Listings of boxed layout items:
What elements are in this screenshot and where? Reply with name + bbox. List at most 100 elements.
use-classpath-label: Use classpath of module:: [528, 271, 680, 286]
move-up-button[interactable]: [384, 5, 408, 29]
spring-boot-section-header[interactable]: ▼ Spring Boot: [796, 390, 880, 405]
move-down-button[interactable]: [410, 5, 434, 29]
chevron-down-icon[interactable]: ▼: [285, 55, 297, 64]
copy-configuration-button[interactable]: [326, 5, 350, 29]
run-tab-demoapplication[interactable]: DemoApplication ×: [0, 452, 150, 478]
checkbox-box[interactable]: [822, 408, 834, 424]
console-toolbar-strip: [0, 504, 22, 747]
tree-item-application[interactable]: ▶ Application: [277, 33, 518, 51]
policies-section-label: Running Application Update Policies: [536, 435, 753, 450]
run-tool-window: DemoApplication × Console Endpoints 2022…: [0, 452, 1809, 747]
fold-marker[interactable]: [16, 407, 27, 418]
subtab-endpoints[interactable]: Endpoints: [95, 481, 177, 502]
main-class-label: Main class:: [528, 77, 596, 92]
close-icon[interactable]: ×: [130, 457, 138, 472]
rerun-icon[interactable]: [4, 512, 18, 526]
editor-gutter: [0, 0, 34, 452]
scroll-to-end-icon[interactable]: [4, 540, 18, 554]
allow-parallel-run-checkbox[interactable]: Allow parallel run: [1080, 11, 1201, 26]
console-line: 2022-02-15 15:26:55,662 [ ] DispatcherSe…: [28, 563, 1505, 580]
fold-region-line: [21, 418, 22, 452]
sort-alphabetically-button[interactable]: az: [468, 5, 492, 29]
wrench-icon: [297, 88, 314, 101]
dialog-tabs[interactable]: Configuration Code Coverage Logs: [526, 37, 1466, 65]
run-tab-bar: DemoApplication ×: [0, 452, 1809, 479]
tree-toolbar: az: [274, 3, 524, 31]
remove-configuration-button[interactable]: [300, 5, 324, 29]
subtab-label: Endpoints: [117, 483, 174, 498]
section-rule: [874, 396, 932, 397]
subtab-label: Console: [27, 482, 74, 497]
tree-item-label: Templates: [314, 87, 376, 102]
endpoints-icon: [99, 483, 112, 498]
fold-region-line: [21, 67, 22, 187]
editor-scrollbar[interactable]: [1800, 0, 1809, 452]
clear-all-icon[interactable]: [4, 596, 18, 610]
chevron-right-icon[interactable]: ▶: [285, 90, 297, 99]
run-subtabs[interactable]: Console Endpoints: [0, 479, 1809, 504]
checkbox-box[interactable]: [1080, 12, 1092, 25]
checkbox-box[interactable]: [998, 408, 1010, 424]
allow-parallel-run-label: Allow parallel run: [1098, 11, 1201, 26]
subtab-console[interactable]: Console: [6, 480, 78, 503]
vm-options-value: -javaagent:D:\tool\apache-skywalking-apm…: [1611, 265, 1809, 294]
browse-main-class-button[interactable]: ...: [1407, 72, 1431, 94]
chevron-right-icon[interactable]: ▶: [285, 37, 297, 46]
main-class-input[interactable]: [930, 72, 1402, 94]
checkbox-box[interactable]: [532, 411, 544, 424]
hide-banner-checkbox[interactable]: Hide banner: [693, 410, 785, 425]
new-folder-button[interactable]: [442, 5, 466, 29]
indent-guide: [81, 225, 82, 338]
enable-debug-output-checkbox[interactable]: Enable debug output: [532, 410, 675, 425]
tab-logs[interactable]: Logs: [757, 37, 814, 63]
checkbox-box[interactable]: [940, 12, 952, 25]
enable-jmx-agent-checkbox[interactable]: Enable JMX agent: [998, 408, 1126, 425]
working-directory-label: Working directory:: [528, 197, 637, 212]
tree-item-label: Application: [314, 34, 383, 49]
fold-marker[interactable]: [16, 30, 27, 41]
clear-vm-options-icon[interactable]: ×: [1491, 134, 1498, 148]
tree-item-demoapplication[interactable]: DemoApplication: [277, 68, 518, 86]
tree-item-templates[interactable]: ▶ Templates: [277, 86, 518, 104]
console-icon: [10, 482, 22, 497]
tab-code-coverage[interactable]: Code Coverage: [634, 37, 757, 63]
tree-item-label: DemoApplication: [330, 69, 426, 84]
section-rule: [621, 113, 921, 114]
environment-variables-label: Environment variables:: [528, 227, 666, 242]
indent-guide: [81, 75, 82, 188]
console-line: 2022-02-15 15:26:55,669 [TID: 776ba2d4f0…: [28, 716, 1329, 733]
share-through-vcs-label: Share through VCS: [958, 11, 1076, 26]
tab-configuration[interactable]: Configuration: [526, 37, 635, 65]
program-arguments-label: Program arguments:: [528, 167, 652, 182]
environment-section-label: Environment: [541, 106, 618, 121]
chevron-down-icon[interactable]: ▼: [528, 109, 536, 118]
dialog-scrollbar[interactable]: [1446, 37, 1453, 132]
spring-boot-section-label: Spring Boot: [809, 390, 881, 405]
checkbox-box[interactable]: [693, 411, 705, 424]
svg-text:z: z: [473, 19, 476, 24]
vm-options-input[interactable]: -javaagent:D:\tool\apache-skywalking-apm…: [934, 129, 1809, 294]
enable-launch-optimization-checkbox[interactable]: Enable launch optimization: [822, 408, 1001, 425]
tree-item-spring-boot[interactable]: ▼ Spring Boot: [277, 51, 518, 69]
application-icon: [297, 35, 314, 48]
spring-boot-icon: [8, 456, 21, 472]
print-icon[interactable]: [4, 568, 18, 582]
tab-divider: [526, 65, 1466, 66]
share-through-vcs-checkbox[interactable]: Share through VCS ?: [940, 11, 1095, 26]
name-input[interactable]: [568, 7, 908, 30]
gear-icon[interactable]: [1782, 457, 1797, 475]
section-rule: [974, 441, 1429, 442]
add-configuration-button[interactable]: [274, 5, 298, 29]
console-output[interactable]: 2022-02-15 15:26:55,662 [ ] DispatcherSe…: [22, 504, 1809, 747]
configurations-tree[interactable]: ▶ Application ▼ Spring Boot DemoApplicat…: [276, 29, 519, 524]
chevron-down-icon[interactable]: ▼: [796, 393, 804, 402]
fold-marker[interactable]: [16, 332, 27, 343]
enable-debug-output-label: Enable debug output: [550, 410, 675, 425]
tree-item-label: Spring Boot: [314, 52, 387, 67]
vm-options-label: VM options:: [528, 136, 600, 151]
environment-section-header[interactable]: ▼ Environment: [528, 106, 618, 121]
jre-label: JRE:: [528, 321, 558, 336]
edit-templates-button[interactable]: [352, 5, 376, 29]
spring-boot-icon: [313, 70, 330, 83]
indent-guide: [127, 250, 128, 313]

Task goal: Rewrite the lines above, changing every "fold-marker" to "fold-toggle" and keeping everything else as it is.

Exercise solution:
What elements are in this screenshot and where? Reply with name + bbox. List at most 100 elements.
use-classpath-label: Use classpath of module:: [528, 271, 680, 286]
move-up-button[interactable]: [384, 5, 408, 29]
spring-boot-section-header[interactable]: ▼ Spring Boot: [796, 390, 880, 405]
move-down-button[interactable]: [410, 5, 434, 29]
chevron-down-icon[interactable]: ▼: [285, 55, 297, 64]
copy-configuration-button[interactable]: [326, 5, 350, 29]
run-tab-demoapplication[interactable]: DemoApplication ×: [0, 452, 150, 478]
checkbox-box[interactable]: [822, 408, 834, 424]
console-toolbar-strip: [0, 504, 22, 747]
tree-item-application[interactable]: ▶ Application: [277, 33, 518, 51]
policies-section-label: Running Application Update Policies: [536, 435, 753, 450]
run-tool-window: DemoApplication × Console Endpoints 2022…: [0, 452, 1809, 747]
fold-toggle[interactable]: [16, 407, 27, 418]
subtab-endpoints[interactable]: Endpoints: [95, 481, 177, 502]
main-class-label: Main class:: [528, 77, 596, 92]
close-icon[interactable]: ×: [130, 457, 138, 472]
rerun-icon[interactable]: [4, 512, 18, 526]
editor-gutter: [0, 0, 34, 452]
scroll-to-end-icon[interactable]: [4, 540, 18, 554]
allow-parallel-run-checkbox[interactable]: Allow parallel run: [1080, 11, 1201, 26]
console-line: 2022-02-15 15:26:55,662 [ ] DispatcherSe…: [28, 563, 1505, 580]
fold-region-line: [21, 418, 22, 452]
sort-alphabetically-button[interactable]: az: [468, 5, 492, 29]
wrench-icon: [297, 88, 314, 101]
dialog-tabs[interactable]: Configuration Code Coverage Logs: [526, 37, 1466, 65]
run-tab-bar: DemoApplication ×: [0, 452, 1809, 479]
tree-toolbar: az: [274, 3, 524, 31]
remove-configuration-button[interactable]: [300, 5, 324, 29]
subtab-label: Endpoints: [117, 483, 174, 498]
section-rule: [874, 396, 932, 397]
subtab-label: Console: [27, 482, 74, 497]
tree-item-label: Templates: [314, 87, 376, 102]
endpoints-icon: [99, 483, 112, 498]
fold-region-line: [21, 67, 22, 187]
editor-scrollbar[interactable]: [1800, 0, 1809, 452]
clear-all-icon[interactable]: [4, 596, 18, 610]
chevron-right-icon[interactable]: ▶: [285, 90, 297, 99]
run-subtabs[interactable]: Console Endpoints: [0, 479, 1809, 504]
checkbox-box[interactable]: [1080, 12, 1092, 25]
checkbox-box[interactable]: [998, 408, 1010, 424]
allow-parallel-run-label: Allow parallel run: [1098, 11, 1201, 26]
subtab-console[interactable]: Console: [6, 480, 78, 503]
vm-options-value: -javaagent:D:\tool\apache-skywalking-apm…: [1611, 265, 1809, 294]
browse-main-class-button[interactable]: ...: [1407, 72, 1431, 94]
chevron-right-icon[interactable]: ▶: [285, 37, 297, 46]
main-class-input[interactable]: [930, 72, 1402, 94]
checkbox-box[interactable]: [532, 411, 544, 424]
hide-banner-checkbox[interactable]: Hide banner: [693, 410, 785, 425]
new-folder-button[interactable]: [442, 5, 466, 29]
indent-guide: [81, 225, 82, 338]
enable-debug-output-checkbox[interactable]: Enable debug output: [532, 410, 675, 425]
tab-logs[interactable]: Logs: [757, 37, 814, 63]
checkbox-box[interactable]: [940, 12, 952, 25]
enable-jmx-agent-checkbox[interactable]: Enable JMX agent: [998, 408, 1126, 425]
working-directory-label: Working directory:: [528, 197, 637, 212]
tree-item-label: Application: [314, 34, 383, 49]
fold-toggle[interactable]: [16, 30, 27, 41]
clear-vm-options-icon[interactable]: ×: [1491, 134, 1498, 148]
tree-item-demoapplication[interactable]: DemoApplication: [277, 68, 518, 86]
tree-item-templates[interactable]: ▶ Templates: [277, 86, 518, 104]
console-icon: [10, 482, 22, 497]
tab-code-coverage[interactable]: Code Coverage: [634, 37, 757, 63]
tree-item-label: DemoApplication: [330, 69, 426, 84]
section-rule: [621, 113, 921, 114]
environment-variables-label: Environment variables:: [528, 227, 666, 242]
indent-guide: [81, 75, 82, 188]
console-line: 2022-02-15 15:26:55,669 [TID: 776ba2d4f0…: [28, 716, 1329, 733]
share-through-vcs-label: Share through VCS: [958, 11, 1076, 26]
tab-configuration[interactable]: Configuration: [526, 37, 635, 65]
program-arguments-label: Program arguments:: [528, 167, 652, 182]
environment-section-label: Environment: [541, 106, 618, 121]
chevron-down-icon[interactable]: ▼: [528, 109, 536, 118]
dialog-scrollbar[interactable]: [1446, 37, 1453, 132]
spring-boot-section-label: Spring Boot: [809, 390, 881, 405]
checkbox-box[interactable]: [693, 411, 705, 424]
svg-text:z: z: [473, 19, 476, 24]
vm-options-input[interactable]: -javaagent:D:\tool\apache-skywalking-apm…: [934, 129, 1809, 294]
enable-launch-optimization-checkbox[interactable]: Enable launch optimization: [822, 408, 1001, 425]
tree-item-spring-boot[interactable]: ▼ Spring Boot: [277, 51, 518, 69]
application-icon: [297, 35, 314, 48]
spring-boot-icon: [8, 456, 21, 472]
print-icon[interactable]: [4, 568, 18, 582]
tab-divider: [526, 65, 1466, 66]
share-through-vcs-checkbox[interactable]: Share through VCS ?: [940, 11, 1095, 26]
name-input[interactable]: [568, 7, 908, 30]
gear-icon[interactable]: [1782, 457, 1797, 475]
section-rule: [974, 441, 1429, 442]
add-configuration-button[interactable]: [274, 5, 298, 29]
console-output[interactable]: 2022-02-15 15:26:55,662 [ ] DispatcherSe…: [22, 504, 1809, 747]
configurations-tree[interactable]: ▶ Application ▼ Spring Boot DemoApplicat…: [276, 29, 519, 524]
chevron-down-icon[interactable]: ▼: [796, 393, 804, 402]
fold-toggle[interactable]: [16, 332, 27, 343]
enable-debug-output-label: Enable debug output: [550, 410, 675, 425]
tree-item-label: Spring Boot: [314, 52, 387, 67]
vm-options-label: VM options:: [528, 136, 600, 151]
environment-section-header[interactable]: ▼ Environment: [528, 106, 618, 121]
jre-label: JRE:: [528, 321, 558, 336]
edit-templates-button[interactable]: [352, 5, 376, 29]
spring-boot-icon: [313, 70, 330, 83]
indent-guide: [127, 250, 128, 313]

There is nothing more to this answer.